* Problem to work on *
Locate the lines that hold the string "организациях". Copy every such line.

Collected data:
-- BEGIN --
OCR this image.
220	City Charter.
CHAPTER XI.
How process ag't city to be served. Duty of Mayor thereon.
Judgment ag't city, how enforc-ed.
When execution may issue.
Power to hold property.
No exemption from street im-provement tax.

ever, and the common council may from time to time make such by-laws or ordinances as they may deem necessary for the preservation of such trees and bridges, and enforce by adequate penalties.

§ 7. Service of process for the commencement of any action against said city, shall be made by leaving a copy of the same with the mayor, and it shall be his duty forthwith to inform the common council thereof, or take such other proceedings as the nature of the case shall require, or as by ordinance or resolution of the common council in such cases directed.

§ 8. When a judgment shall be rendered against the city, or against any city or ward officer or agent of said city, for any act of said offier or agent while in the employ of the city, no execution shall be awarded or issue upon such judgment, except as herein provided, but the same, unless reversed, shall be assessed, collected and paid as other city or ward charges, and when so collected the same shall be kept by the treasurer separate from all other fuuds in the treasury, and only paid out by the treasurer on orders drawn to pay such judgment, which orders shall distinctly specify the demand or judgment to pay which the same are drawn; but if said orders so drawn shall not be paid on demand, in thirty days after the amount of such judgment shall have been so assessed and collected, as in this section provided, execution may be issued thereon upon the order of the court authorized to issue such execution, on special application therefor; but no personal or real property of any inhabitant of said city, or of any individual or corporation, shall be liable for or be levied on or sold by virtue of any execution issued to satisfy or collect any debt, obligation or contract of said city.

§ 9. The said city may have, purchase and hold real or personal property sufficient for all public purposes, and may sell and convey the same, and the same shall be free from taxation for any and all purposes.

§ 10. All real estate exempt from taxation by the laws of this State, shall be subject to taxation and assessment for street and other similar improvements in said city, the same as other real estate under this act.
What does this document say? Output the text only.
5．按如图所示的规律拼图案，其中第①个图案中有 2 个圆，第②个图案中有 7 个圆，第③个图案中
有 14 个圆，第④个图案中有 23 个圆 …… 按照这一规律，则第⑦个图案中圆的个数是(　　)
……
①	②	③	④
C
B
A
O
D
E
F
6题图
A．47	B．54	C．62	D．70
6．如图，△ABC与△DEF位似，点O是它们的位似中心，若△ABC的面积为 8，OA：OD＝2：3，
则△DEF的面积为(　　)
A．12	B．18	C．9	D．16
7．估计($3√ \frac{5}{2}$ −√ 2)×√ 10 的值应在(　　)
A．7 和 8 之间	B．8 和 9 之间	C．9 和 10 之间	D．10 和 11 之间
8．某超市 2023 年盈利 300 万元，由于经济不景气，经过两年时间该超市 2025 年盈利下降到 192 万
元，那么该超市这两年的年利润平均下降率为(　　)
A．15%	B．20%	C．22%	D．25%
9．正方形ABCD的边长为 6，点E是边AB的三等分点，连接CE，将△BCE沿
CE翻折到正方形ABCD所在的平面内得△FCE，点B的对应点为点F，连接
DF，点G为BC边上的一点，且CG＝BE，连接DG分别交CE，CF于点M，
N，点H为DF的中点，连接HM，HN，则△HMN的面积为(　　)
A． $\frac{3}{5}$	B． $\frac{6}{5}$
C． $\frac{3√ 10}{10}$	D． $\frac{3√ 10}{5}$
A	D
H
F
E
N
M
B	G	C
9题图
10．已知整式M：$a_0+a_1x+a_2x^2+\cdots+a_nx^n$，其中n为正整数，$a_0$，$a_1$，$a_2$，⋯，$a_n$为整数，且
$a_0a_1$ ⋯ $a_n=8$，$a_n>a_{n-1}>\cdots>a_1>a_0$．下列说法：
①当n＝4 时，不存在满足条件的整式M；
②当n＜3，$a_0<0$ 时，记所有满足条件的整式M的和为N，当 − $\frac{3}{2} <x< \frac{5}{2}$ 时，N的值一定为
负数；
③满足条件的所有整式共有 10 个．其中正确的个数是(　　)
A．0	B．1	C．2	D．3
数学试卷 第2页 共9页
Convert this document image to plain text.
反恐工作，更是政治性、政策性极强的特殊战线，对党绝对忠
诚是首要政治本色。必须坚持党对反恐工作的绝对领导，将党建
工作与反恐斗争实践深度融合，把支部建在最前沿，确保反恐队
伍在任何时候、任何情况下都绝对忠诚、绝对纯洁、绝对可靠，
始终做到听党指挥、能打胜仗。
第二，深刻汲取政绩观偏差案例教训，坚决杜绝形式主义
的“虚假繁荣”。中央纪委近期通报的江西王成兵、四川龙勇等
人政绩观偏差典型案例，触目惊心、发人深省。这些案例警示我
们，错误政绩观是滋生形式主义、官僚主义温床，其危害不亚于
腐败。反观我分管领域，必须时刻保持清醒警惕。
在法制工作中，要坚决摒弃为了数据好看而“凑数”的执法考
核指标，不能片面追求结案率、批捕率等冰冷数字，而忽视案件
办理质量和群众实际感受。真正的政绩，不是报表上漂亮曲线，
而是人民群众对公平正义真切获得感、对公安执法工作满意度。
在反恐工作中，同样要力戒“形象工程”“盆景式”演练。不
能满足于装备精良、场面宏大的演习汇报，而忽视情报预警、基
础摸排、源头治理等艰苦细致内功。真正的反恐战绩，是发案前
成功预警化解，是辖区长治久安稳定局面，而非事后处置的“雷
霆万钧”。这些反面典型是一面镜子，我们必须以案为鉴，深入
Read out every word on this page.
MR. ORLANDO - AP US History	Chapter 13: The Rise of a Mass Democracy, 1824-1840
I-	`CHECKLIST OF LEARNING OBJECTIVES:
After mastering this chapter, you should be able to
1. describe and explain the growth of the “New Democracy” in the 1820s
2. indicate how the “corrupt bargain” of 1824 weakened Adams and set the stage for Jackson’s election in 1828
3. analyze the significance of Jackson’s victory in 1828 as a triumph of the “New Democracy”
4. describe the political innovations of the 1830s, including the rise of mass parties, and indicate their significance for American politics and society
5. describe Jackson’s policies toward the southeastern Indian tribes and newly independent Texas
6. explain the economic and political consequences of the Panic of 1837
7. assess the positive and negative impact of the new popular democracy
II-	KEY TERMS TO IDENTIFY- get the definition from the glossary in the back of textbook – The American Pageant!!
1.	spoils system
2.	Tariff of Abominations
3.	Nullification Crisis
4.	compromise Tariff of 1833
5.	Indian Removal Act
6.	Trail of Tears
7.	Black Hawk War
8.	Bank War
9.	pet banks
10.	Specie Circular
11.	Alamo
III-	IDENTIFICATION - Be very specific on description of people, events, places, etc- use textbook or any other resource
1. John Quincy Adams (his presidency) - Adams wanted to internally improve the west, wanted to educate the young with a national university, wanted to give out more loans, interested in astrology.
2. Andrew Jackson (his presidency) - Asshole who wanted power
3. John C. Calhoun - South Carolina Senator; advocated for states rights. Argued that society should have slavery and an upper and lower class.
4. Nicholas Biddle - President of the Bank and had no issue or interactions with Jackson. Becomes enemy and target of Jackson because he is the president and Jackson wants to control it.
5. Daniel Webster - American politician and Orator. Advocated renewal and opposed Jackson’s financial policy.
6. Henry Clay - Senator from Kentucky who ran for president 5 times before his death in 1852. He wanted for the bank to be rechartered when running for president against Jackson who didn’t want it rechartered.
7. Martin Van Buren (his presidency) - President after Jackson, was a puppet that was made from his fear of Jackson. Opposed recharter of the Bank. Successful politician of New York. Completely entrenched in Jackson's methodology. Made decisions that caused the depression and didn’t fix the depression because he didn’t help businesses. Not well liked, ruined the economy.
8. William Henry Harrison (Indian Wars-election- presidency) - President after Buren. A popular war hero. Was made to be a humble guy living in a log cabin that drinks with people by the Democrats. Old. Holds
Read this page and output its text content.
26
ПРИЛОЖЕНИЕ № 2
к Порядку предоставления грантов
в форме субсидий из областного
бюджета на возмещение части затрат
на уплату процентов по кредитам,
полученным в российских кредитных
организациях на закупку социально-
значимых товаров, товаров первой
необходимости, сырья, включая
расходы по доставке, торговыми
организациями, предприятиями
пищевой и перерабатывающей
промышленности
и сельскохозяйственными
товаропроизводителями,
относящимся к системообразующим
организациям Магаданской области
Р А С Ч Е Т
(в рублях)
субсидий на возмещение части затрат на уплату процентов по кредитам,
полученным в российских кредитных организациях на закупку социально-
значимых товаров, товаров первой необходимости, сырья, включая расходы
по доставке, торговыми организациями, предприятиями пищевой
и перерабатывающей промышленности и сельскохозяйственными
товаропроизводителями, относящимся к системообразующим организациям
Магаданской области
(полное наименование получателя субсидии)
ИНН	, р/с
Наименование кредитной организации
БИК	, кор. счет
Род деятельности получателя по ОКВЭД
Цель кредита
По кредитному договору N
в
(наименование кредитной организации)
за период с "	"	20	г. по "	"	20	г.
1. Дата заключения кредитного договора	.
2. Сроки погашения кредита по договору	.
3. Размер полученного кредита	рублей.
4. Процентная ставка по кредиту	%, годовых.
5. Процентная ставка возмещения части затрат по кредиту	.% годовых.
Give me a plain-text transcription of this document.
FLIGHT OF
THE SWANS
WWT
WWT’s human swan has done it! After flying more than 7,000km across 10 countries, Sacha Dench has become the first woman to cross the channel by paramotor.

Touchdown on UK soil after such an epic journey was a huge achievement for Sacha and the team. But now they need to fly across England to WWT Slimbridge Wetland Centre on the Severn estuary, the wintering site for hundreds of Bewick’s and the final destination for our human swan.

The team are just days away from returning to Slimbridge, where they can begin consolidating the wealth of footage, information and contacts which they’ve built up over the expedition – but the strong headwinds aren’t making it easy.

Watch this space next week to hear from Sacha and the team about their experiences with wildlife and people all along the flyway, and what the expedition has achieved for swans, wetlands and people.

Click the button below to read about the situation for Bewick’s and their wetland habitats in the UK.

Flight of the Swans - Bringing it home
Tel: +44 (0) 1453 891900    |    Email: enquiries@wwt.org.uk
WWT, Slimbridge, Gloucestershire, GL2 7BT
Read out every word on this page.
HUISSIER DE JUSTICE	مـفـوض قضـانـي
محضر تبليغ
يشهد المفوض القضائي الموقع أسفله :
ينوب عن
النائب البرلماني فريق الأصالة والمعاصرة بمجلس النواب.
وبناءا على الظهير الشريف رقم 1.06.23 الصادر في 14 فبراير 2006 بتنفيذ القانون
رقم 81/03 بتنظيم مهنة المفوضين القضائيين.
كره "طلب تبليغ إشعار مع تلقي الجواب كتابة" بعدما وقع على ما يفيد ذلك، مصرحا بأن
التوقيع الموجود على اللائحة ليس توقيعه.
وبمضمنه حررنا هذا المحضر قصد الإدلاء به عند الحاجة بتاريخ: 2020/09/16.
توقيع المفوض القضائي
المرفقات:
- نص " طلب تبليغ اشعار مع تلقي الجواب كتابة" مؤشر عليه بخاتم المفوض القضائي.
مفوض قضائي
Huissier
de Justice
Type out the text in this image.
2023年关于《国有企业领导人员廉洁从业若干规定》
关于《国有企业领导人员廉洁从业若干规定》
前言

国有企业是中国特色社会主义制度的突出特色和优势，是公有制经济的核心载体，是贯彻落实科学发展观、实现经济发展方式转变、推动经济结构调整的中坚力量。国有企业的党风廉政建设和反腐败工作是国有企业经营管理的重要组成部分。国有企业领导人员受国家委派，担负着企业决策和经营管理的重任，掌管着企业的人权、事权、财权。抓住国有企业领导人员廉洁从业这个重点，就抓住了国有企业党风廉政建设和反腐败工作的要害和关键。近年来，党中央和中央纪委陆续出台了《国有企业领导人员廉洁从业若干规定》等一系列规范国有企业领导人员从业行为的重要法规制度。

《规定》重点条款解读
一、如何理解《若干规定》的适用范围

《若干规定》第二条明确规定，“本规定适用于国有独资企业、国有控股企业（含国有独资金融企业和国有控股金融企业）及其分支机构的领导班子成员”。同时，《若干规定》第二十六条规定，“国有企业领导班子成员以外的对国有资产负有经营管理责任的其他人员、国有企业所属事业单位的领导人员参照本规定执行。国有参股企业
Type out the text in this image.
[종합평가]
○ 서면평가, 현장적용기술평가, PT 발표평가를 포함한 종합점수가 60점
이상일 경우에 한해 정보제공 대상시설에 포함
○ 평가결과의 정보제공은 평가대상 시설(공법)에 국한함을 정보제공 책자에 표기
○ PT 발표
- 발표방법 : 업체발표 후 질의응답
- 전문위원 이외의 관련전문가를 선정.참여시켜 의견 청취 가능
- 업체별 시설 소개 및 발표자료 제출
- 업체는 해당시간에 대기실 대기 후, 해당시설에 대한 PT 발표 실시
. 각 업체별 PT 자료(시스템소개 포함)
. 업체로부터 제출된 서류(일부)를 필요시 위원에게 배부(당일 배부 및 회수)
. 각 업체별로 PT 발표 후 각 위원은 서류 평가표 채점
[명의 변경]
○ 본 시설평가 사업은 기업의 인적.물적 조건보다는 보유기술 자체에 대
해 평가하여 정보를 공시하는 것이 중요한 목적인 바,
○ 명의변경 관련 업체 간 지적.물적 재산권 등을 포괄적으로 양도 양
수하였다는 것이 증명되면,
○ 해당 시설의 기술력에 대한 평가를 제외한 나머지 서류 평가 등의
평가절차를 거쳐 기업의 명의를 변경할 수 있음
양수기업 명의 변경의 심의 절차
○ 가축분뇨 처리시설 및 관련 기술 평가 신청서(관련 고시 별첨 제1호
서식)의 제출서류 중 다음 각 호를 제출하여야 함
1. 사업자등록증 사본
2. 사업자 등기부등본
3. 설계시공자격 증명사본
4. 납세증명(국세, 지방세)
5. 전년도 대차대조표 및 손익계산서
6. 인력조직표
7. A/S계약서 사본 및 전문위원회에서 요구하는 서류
-- END --
* Completed exercise *
организациях на закупку социально-
полученным в российских кредитных организациях на закупку социально-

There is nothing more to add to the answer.